■ **Exercise objective**:
Each record must be retyped in full. No character may differ.

(Data records)
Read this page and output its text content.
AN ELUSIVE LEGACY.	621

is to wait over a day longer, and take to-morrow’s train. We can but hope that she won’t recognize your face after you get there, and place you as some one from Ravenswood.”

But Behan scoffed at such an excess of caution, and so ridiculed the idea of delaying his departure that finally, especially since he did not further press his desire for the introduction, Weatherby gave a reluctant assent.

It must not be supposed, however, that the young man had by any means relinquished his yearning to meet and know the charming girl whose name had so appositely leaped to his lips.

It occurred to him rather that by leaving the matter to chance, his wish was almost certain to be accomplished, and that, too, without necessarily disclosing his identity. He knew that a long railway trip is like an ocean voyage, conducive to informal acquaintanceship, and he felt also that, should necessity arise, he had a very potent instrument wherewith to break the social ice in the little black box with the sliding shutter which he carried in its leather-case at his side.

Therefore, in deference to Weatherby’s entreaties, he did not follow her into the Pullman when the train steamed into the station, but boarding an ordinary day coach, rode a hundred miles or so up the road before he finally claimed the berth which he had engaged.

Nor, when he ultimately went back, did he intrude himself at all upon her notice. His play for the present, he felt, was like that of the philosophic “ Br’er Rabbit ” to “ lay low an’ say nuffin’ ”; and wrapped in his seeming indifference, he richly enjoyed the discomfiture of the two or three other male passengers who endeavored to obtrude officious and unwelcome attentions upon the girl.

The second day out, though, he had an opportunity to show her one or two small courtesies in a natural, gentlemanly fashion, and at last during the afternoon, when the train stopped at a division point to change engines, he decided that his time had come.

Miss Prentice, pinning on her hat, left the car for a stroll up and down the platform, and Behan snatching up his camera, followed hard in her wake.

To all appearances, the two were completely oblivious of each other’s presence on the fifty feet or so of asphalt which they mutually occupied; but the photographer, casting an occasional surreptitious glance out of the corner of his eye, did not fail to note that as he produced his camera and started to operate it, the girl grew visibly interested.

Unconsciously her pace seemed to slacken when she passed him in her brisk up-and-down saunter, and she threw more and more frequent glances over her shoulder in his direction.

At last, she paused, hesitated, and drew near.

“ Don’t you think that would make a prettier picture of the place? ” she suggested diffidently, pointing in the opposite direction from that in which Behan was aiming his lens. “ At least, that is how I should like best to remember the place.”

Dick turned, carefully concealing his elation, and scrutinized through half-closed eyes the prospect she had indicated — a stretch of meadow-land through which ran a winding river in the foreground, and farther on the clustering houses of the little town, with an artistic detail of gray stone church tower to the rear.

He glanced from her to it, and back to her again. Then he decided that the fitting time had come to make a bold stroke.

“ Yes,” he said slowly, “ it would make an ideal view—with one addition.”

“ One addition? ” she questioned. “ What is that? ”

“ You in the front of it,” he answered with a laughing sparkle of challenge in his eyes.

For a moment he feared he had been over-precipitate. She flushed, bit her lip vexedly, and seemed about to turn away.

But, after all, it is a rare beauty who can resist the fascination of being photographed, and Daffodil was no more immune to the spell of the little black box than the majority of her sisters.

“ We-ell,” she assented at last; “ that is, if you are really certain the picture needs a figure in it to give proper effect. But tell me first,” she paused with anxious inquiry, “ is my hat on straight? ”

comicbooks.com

■ **Output**:
Read this page and output its text content.
AN ELUSIVE LEGACY.	621

is to wait over a day longer, and take to-morrow’s train. We can but hope that she won’t recognize your face after you get there, and place you as some one from Ravenswood.”

But Behan scoffed at such an excess of caution, and so ridiculed the idea of delaying his departure that finally, especially since he did not further press his desire for the introduction, Weatherby gave a reluctant assent.

It must not be supposed, however, that the young man had by any means relinquished his yearning to meet and know the charming girl whose name had so appositely leaped to his lips.

It occurred to him rather that by leaving the matter to chance, his wish was almost certain to be accomplished, and that, too, without necessarily disclosing his identity. He knew that a long railway trip is like an ocean voyage, conducive to informal acquaintanceship, and he felt also that, should necessity arise, he had a very potent instrument wherewith to break the social ice in the little black box with the sliding shutter which he carried in its leather-case at his side.

Therefore, in deference to Weatherby’s entreaties, he did not follow her into the Pullman when the train steamed into the station, but boarding an ordinary day coach, rode a hundred miles or so up the road before he finally claimed the berth which he had engaged.

Nor, when he ultimately went back, did he intrude himself at all upon her notice. His play for the present, he felt, was like that of the philosophic “ Br’er Rabbit ” to “ lay low an’ say nuffin’ ”; and wrapped in his seeming indifference, he richly enjoyed the discomfiture of the two or three other male passengers who endeavored to obtrude officious and unwelcome attentions upon the girl.

The second day out, though, he had an opportunity to show her one or two small courtesies in a natural, gentlemanly fashion, and at last during the afternoon, when the train stopped at a division point to change engines, he decided that his time had come.

Miss Prentice, pinning on her hat, left the car for a stroll up and down the platform, and Behan snatching up his camera, followed hard in her wake.

To all appearances, the two were completely oblivious of each other’s presence on the fifty feet or so of asphalt which they mutually occupied; but the photographer, casting an occasional surreptitious glance out of the corner of his eye, did not fail to note that as he produced his camera and started to operate it, the girl grew visibly interested.

Unconsciously her pace seemed to slacken when she passed him in her brisk up-and-down saunter, and she threw more and more frequent glances over her shoulder in his direction.

At last, she paused, hesitated, and drew near.

“ Don’t you think that would make a prettier picture of the place? ” she suggested diffidently, pointing in the opposite direction from that in which Behan was aiming his lens. “ At least, that is how I should like best to remember the place.”

Dick turned, carefully concealing his elation, and scrutinized through half-closed eyes the prospect she had indicated — a stretch of meadow-land through which ran a winding river in the foreground, and farther on the clustering houses of the little town, with an artistic detail of gray stone church tower to the rear.

He glanced from her to it, and back to her again. Then he decided that the fitting time had come to make a bold stroke.

“ Yes,” he said slowly, “ it would make an ideal view—with one addition.”

“ One addition? ” she questioned. “ What is that? ”

“ You in the front of it,” he answered with a laughing sparkle of challenge in his eyes.

For a moment he feared he had been over-precipitate. She flushed, bit her lip vexedly, and seemed about to turn away.

But, after all, it is a rare beauty who can resist the fascination of being photographed, and Daffodil was no more immune to the spell of the little black box than the majority of her sisters.

“ We-ell,” she assented at last; “ that is, if you are really certain the picture needs a figure in it to give proper effect. But tell me first,” she paused with anxious inquiry, “ is my hat on straight? ”

comicbooks.com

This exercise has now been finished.